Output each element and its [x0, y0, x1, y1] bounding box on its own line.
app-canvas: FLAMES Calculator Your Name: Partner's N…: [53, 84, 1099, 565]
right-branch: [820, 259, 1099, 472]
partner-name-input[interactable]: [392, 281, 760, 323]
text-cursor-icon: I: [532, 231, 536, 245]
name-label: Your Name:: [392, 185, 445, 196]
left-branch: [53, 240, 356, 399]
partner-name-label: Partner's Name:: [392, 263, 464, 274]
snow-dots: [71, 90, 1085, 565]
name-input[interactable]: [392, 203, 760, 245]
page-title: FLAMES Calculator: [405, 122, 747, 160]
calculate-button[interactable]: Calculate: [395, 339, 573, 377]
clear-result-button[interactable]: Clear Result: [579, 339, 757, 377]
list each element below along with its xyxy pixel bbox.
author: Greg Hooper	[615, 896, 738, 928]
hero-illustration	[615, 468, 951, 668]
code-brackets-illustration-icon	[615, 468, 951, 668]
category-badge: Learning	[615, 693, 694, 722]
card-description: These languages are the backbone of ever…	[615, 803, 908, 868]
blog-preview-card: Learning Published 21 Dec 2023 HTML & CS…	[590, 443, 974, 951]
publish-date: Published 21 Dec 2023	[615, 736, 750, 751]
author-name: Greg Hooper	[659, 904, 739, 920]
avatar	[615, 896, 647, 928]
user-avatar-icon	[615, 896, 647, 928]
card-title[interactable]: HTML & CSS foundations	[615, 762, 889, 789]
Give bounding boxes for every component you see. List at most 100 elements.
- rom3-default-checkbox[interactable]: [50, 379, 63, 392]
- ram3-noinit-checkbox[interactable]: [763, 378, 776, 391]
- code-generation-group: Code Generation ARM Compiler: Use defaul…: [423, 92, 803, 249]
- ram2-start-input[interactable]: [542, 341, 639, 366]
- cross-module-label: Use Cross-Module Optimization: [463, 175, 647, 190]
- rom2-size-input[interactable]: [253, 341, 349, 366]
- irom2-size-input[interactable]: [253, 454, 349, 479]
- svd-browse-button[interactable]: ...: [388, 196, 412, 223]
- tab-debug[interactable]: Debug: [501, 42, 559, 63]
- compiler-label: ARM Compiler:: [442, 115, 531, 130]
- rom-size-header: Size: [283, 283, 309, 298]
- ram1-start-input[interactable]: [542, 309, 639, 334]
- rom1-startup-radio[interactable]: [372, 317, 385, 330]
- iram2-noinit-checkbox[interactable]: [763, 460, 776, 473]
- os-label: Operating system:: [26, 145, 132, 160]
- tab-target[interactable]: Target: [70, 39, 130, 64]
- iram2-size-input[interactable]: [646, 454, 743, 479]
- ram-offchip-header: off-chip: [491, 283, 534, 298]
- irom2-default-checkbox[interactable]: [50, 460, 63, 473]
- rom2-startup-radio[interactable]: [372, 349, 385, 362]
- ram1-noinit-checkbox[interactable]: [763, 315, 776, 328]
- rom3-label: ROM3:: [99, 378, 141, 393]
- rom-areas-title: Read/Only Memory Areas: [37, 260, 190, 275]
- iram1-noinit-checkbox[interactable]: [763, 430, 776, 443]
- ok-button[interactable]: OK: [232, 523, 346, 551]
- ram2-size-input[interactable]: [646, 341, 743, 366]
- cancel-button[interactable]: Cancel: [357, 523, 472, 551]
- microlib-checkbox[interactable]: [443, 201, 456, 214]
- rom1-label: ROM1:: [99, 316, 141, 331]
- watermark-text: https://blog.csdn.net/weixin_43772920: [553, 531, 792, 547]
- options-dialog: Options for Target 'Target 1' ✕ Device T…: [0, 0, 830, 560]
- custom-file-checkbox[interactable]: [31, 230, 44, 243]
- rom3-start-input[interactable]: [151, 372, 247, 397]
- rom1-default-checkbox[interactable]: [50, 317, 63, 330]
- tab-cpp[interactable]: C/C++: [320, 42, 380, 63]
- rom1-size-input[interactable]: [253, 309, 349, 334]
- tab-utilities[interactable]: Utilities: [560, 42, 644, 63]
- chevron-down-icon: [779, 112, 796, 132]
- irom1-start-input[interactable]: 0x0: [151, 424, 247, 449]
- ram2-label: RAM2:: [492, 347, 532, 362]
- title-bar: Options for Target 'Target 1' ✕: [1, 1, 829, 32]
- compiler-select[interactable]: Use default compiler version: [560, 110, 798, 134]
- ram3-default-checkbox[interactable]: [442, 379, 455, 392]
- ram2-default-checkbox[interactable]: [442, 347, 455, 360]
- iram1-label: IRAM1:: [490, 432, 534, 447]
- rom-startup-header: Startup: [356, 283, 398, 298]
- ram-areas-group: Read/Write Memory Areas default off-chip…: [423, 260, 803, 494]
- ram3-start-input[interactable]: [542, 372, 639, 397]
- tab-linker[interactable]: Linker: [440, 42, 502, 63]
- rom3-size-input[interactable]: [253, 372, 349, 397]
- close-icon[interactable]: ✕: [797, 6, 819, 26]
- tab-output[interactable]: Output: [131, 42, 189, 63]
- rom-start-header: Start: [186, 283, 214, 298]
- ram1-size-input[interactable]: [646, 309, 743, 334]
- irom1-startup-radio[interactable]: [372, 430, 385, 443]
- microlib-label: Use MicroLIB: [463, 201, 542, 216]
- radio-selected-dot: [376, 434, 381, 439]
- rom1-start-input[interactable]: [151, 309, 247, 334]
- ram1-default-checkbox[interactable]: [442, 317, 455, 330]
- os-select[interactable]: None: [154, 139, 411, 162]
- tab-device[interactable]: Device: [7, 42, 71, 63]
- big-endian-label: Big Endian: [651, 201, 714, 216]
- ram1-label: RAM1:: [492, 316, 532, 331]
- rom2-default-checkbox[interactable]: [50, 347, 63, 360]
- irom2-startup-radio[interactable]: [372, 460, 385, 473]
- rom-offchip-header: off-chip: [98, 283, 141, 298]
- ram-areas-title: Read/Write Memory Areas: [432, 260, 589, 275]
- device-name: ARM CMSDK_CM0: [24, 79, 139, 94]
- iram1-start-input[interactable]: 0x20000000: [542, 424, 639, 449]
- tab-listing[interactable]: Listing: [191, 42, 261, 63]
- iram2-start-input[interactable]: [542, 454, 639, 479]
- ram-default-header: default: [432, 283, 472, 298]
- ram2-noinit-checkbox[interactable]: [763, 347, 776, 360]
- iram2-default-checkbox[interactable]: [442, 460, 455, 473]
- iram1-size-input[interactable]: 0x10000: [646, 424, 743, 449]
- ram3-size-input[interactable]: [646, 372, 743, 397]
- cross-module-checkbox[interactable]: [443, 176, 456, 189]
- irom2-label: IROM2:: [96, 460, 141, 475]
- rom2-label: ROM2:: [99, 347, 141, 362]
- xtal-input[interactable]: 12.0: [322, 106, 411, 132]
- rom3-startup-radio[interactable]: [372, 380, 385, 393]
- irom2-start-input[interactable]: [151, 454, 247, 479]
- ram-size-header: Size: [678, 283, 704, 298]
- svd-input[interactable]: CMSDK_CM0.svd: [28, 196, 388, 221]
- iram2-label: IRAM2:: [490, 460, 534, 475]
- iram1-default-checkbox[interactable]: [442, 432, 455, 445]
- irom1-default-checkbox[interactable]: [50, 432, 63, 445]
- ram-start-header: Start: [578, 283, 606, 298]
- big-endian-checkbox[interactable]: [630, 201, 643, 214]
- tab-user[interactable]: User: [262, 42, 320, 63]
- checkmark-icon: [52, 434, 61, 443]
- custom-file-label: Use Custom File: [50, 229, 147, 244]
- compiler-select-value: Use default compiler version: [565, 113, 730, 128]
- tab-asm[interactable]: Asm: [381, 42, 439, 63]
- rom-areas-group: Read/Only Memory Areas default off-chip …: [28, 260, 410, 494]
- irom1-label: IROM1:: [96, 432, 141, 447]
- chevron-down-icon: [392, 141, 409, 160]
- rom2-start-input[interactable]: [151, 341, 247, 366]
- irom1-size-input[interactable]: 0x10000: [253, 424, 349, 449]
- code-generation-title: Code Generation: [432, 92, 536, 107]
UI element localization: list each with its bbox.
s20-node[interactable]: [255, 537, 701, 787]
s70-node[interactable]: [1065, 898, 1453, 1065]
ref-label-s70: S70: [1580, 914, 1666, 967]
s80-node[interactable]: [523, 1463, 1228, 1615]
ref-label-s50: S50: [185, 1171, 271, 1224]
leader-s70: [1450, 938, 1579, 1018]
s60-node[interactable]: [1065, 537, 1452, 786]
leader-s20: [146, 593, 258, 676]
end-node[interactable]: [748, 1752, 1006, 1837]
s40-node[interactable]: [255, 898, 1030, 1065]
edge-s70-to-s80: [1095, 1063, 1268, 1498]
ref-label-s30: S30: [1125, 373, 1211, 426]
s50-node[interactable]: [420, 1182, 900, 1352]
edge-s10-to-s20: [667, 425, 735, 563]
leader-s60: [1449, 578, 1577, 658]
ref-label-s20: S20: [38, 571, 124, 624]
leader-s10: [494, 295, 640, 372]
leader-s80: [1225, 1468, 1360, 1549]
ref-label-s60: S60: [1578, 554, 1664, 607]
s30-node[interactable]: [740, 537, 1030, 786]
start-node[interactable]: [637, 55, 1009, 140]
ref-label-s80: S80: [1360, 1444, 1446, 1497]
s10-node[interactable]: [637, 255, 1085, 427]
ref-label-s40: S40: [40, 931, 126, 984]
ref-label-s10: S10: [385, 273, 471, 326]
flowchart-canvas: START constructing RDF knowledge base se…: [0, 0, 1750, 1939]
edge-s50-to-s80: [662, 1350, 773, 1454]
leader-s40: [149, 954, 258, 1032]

## Job
Transcribe the items verbatim, from the start of the records through the line containing "page-title: FLAMES Calculator: [405, 122, 747, 160]", with both of those lines included.

## Response
Output each element and its [x0, y0, x1, y1] bounding box on its own line.
app-canvas: FLAMES Calculator Your Name: Partner's N…: [53, 84, 1099, 565]
right-branch: [820, 259, 1099, 472]
partner-name-input[interactable]: [392, 281, 760, 323]
text-cursor-icon: I: [532, 231, 536, 245]
name-label: Your Name:: [392, 185, 445, 196]
left-branch: [53, 240, 356, 399]
partner-name-label: Partner's Name:: [392, 263, 464, 274]
snow-dots: [71, 90, 1085, 565]
name-input[interactable]: [392, 203, 760, 245]
page-title: FLAMES Calculator: [405, 122, 747, 160]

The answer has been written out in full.